Make an exact copy of the entries below.

※

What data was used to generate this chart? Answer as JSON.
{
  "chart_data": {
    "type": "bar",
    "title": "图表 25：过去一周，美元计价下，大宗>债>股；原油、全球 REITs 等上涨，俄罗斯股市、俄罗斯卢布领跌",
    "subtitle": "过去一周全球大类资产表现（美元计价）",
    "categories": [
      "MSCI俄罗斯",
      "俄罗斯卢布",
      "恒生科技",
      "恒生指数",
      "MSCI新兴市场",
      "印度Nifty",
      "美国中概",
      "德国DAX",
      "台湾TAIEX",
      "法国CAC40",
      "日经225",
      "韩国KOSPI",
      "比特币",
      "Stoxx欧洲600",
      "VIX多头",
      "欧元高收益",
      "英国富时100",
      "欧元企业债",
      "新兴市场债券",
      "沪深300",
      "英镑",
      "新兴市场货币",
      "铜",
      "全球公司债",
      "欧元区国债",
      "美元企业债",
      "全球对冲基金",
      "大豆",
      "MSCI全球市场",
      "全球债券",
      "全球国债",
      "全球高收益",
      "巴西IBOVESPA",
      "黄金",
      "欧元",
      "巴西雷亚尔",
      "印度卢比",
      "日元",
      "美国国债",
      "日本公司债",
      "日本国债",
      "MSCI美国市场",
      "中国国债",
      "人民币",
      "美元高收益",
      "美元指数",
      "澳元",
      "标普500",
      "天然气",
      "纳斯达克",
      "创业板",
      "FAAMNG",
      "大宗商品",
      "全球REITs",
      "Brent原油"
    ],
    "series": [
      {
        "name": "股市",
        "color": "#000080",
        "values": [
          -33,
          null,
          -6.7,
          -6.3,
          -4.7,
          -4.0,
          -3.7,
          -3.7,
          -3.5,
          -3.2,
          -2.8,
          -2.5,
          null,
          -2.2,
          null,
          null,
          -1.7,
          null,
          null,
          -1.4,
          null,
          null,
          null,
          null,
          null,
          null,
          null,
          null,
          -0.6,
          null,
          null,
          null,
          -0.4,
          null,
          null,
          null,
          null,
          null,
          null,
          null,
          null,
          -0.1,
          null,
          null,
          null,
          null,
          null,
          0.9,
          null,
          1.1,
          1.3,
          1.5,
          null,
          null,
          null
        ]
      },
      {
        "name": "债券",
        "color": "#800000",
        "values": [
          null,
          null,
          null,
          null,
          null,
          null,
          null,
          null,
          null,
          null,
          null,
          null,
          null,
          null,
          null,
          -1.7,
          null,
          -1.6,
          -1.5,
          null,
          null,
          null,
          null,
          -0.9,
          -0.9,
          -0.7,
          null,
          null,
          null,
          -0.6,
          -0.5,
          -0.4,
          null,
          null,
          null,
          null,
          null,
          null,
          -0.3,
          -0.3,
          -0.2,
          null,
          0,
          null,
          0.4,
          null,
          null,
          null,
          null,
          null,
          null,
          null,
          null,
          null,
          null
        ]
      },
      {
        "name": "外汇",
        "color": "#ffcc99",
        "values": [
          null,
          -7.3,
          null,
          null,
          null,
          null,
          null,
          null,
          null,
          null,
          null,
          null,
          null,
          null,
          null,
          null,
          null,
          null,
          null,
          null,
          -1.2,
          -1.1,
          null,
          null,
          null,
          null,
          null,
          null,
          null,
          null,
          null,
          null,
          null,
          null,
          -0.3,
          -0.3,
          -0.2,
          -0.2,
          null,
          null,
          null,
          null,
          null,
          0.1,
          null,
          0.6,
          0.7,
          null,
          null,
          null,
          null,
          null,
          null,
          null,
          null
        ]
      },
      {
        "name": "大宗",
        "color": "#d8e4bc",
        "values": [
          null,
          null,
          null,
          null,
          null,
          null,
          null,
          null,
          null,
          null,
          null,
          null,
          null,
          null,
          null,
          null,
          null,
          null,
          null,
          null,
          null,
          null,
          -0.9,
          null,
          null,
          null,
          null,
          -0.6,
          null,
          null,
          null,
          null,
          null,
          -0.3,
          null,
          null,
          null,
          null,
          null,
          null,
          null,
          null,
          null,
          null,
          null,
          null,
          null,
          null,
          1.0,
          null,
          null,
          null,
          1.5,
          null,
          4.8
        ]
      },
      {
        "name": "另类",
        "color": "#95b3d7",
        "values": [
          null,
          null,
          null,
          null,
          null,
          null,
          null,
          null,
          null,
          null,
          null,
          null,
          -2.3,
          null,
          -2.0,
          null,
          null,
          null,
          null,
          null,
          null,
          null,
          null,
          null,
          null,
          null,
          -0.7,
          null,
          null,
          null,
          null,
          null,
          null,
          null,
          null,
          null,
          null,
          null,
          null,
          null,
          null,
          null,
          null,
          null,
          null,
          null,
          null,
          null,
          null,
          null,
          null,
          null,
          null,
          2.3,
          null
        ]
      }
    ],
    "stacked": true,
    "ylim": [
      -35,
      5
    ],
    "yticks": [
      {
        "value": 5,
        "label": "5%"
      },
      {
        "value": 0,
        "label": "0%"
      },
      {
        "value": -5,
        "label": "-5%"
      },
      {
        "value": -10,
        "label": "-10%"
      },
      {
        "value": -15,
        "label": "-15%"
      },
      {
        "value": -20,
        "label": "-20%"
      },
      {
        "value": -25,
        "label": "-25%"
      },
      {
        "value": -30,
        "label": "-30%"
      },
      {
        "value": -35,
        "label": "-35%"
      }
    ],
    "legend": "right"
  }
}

※

## [Exercise response]
What data was used to generate this chart? Answer as JSON.
{
  "chart_data": {
    "type": "bar",
    "title": "图表 25：过去一周，美元计价下，大宗>债>股；原油、全球 REITs 等上涨，俄罗斯股市、俄罗斯卢布领跌",
    "subtitle": "过去一周全球大类资产表现（美元计价）",
    "categories": [
      "MSCI俄罗斯",
      "俄罗斯卢布",
      "恒生科技",
      "恒生指数",
      "MSCI新兴市场",
      "印度Nifty",
      "美国中概",
      "德国DAX",
      "台湾TAIEX",
      "法国CAC40",
      "日经225",
      "韩国KOSPI",
      "比特币",
      "Stoxx欧洲600",
      "VIX多头",
      "欧元高收益",
      "英国富时100",
      "欧元企业债",
      "新兴市场债券",
      "沪深300",
      "英镑",
      "新兴市场货币",
      "铜",
      "全球公司债",
      "欧元区国债",
      "美元企业债",
      "全球对冲基金",
      "大豆",
      "MSCI全球市场",
      "全球债券",
      "全球国债",
      "全球高收益",
      "巴西IBOVESPA",
      "黄金",
      "欧元",
      "巴西雷亚尔",
      "印度卢比",
      "日元",
      "美国国债",
      "日本公司债",
      "日本国债",
      "MSCI美国市场",
      "中国国债",
      "人民币",
      "美元高收益",
      "美元指数",
      "澳元",
      "标普500",
      "天然气",
      "纳斯达克",
      "创业板",
      "FAAMNG",
      "大宗商品",
      "全球REITs",
      "Brent原油"
    ],
    "series": [
      {
        "name": "股市",
        "color": "#000080",
        "values": [
          -33,
          null,
          -6.7,
          -6.3,
          -4.7,
          -4.0,
          -3.7,
          -3.7,
          -3.5,
          -3.2,
          -2.8,
          -2.5,
          null,
          -2.2,
          null,
          null,
          -1.7,
          null,
          null,
          -1.4,
          null,
          null,
          null,
          null,
          null,
          null,
          null,
          null,
          -0.6,
          null,
          null,
          null,
          -0.4,
          null,
          null,
          null,
          null,
          null,
          null,
          null,
          null,
          -0.1,
          null,
          null,
          null,
          null,
          null,
          0.9,
          null,
          1.1,
          1.3,
          1.5,
          null,
          null,
          null
        ]
      },
      {
        "name": "债券",
        "color": "#800000",
        "values": [
          null,
          null,
          null,
          null,
          null,
          null,
          null,
          null,
          null,
          null,
          null,
          null,
          null,
          null,
          null,
          -1.7,
          null,
          -1.6,
          -1.5,
          null,
          null,
          null,
          null,
          -0.9,
          -0.9,
          -0.7,
          null,
          null,
          null,
          -0.6,
          -0.5,
          -0.4,
          null,
          null,
          null,
          null,
          null,
          null,
          -0.3,
          -0.3,
          -0.2,
          null,
          0,
          null,
          0.4,
          null,
          null,
          null,
          null,
          null,
          null,
          null,
          null,
          null,
          null
        ]
      },
      {
        "name": "外汇",
        "color": "#ffcc99",
        "values": [
          null,
          -7.3,
          null,
          null,
          null,
          null,
          null,
          null,
          null,
          null,
          null,
          null,
          null,
          null,
          null,
          null,
          null,
          null,
          null,
          null,
          -1.2,
          -1.1,
          null,
          null,
          null,
          null,
          null,
          null,
          null,
          null,
          null,
          null,
          null,
          null,
          -0.3,
          -0.3,
          -0.2,
          -0.2,
          null,
          null,
          null,
          null,
          null,
          0.1,
          null,
          0.6,
          0.7,
          null,
          null,
          null,
          null,
          null,
          null,
          null,
          null
        ]
      },
      {
        "name": "大宗",
        "color": "#d8e4bc",
        "values": [
          null,
          null,
          null,
          null,
          null,
          null,
          null,
          null,
          null,
          null,
          null,
          null,
          null,
          null,
          null,
          null,
          null,
          null,
          null,
          null,
          null,
          null,
          -0.9,
          null,
          null,
          null,
          null,
          -0.6,
          null,
          null,
          null,
          null,
          null,
          -0.3,
          null,
          null,
          null,
          null,
          null,
          null,
          null,
          null,
          null,
          null,
          null,
          null,
          null,
          null,
          1.0,
          null,
          null,
          null,
          1.5,
          null,
          4.8
        ]
      },
      {
        "name": "另类",
        "color": "#95b3d7",
        "values": [
          null,
          null,
          null,
          null,
          null,
          null,
          null,
          null,
          null,
          null,
          null,
          null,
          -2.3,
          null,
          -2.0,
          null,
          null,
          null,
          null,
          null,
          null,
          null,
          null,
          null,
          null,
          null,
          -0.7,
          null,
          null,
          null,
          null,
          null,
          null,
          null,
          null,
          null,
          null,
          null,
          null,
          null,
          null,
          null,
          null,
          null,
          null,
          null,
          null,
          null,
          null,
          null,
          null,
          null,
          null,
          2.3,
          null
        ]
      }
    ],
    "stacked": true,
    "ylim": [
      -35,
      5
    ],
    "yticks": [
      {
        "value": 5,
        "label": "5%"
      },
      {
        "value": 0,
        "label": "0%"
      },
      {
        "value": -5,
        "label": "-5%"
      },
      {
        "value": -10,
        "label": "-10%"
      },
      {
        "value": -15,
        "label": "-15%"
      },
      {
        "value": -20,
        "label": "-20%"
      },
      {
        "value": -25,
        "label": "-25%"
      },
      {
        "value": -30,
        "label": "-30%"
      },
      {
        "value": -35,
        "label": "-35%"
      }
    ],
    "legend": "right"
  }
}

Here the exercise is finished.